What you should do:
Where the word "Ctrl" occurs in a line, return that line.

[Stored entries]
Begin

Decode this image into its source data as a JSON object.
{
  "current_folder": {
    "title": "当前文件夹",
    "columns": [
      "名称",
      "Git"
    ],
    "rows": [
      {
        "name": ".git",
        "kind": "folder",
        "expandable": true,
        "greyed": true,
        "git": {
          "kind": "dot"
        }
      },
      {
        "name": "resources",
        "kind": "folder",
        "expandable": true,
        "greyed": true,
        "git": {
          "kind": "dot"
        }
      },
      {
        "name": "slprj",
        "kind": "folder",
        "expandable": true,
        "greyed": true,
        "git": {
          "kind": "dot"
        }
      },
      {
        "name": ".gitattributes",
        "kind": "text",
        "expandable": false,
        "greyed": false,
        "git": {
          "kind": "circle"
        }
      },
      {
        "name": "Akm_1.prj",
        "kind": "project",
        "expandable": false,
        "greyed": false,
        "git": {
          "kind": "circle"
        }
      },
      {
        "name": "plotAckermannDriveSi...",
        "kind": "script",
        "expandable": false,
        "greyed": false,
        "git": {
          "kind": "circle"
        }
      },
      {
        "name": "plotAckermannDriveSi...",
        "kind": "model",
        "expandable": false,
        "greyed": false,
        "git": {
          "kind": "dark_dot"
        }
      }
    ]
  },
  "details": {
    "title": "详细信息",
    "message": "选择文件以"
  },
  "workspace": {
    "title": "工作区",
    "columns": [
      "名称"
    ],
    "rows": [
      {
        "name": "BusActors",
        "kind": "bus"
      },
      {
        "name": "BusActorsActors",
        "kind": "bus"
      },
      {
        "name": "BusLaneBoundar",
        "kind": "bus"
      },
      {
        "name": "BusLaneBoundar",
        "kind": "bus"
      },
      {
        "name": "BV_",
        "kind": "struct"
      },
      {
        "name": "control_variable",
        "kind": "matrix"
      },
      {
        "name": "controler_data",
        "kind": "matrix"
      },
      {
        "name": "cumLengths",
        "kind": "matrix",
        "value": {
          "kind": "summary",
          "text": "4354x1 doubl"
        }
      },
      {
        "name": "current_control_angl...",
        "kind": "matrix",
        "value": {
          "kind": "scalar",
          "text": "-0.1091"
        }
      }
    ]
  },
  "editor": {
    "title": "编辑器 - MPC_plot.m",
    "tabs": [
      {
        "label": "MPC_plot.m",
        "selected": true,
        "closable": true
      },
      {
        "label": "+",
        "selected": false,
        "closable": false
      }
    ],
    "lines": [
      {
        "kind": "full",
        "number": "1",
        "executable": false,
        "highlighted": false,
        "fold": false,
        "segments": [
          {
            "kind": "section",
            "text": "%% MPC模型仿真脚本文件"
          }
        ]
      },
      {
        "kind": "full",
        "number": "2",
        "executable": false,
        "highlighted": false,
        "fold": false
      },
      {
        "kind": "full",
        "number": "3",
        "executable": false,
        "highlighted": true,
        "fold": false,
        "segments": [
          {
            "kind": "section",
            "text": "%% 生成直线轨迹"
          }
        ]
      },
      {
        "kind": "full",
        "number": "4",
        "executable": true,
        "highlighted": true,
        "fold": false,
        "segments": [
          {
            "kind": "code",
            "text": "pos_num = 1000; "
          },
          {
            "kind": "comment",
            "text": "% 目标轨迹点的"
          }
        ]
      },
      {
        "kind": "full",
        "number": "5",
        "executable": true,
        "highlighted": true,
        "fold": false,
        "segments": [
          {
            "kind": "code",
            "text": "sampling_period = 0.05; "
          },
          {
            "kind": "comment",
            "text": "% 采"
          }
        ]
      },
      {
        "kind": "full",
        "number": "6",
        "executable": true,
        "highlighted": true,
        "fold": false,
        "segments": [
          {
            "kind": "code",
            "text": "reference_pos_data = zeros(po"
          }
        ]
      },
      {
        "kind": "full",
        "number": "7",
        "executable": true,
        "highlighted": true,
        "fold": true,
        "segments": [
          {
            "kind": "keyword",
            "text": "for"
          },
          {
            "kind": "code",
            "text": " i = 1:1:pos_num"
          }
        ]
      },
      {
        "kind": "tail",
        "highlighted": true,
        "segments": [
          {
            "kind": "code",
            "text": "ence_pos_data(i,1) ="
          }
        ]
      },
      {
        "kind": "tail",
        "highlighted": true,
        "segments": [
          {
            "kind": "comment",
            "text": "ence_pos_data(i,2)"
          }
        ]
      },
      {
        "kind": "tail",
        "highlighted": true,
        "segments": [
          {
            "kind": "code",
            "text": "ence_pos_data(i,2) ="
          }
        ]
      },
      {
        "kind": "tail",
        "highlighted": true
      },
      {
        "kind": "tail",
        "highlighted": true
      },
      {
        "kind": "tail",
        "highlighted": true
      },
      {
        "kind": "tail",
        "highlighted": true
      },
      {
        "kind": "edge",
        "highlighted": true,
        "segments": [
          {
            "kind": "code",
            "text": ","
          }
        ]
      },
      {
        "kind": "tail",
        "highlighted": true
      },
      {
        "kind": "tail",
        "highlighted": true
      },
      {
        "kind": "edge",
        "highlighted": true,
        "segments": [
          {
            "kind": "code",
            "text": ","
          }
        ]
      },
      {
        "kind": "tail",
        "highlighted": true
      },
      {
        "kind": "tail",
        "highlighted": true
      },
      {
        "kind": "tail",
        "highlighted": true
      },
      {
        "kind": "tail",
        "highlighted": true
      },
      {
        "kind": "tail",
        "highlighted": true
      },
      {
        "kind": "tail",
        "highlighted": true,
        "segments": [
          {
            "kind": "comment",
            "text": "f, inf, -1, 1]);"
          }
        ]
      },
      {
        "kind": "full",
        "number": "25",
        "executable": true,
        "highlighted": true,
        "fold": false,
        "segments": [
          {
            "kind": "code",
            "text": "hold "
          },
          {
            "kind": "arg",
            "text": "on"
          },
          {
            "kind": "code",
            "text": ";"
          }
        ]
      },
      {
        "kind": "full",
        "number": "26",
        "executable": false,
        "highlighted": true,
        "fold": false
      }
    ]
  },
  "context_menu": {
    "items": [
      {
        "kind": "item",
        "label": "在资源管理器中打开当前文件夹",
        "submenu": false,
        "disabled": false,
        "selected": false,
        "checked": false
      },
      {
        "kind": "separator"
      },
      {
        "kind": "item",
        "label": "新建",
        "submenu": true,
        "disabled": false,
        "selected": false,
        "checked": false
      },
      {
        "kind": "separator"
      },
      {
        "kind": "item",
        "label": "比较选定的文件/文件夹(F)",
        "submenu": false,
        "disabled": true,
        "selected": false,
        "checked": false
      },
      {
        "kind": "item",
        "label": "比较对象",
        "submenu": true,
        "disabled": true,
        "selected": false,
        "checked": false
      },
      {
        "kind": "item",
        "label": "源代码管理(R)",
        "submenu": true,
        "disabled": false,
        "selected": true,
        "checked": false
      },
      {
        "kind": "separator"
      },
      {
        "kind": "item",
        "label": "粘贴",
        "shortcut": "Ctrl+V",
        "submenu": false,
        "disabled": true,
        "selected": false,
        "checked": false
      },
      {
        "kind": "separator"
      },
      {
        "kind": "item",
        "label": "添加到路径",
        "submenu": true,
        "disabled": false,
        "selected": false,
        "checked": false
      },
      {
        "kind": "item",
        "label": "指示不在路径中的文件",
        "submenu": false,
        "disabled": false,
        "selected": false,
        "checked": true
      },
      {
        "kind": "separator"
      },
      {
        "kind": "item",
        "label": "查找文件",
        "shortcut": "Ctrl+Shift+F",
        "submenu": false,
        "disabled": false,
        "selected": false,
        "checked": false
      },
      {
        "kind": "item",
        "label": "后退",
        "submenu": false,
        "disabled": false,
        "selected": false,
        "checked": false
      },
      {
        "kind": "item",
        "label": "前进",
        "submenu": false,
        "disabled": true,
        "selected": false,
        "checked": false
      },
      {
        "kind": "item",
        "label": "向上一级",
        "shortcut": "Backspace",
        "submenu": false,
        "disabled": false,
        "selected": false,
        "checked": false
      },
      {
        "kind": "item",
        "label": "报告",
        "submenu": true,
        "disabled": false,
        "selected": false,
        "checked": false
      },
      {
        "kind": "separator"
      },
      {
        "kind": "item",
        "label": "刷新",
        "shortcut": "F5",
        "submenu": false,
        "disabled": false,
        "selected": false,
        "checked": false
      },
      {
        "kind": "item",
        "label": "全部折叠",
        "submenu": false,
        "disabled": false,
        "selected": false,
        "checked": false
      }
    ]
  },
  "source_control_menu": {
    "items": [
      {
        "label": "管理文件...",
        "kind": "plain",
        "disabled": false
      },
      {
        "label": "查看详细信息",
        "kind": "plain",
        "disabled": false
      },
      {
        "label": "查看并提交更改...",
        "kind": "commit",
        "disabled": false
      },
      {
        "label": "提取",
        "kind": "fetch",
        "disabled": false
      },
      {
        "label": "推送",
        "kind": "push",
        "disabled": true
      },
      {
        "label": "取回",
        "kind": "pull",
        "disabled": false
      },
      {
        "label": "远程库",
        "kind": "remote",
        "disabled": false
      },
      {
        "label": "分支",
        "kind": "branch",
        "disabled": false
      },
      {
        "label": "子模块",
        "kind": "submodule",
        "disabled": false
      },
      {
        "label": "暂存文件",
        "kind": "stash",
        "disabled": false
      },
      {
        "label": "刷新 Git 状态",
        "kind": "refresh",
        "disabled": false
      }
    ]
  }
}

End

Result of the task:
        "shortcut": "Ctrl+V",
        "shortcut": "Ctrl+Shift+F",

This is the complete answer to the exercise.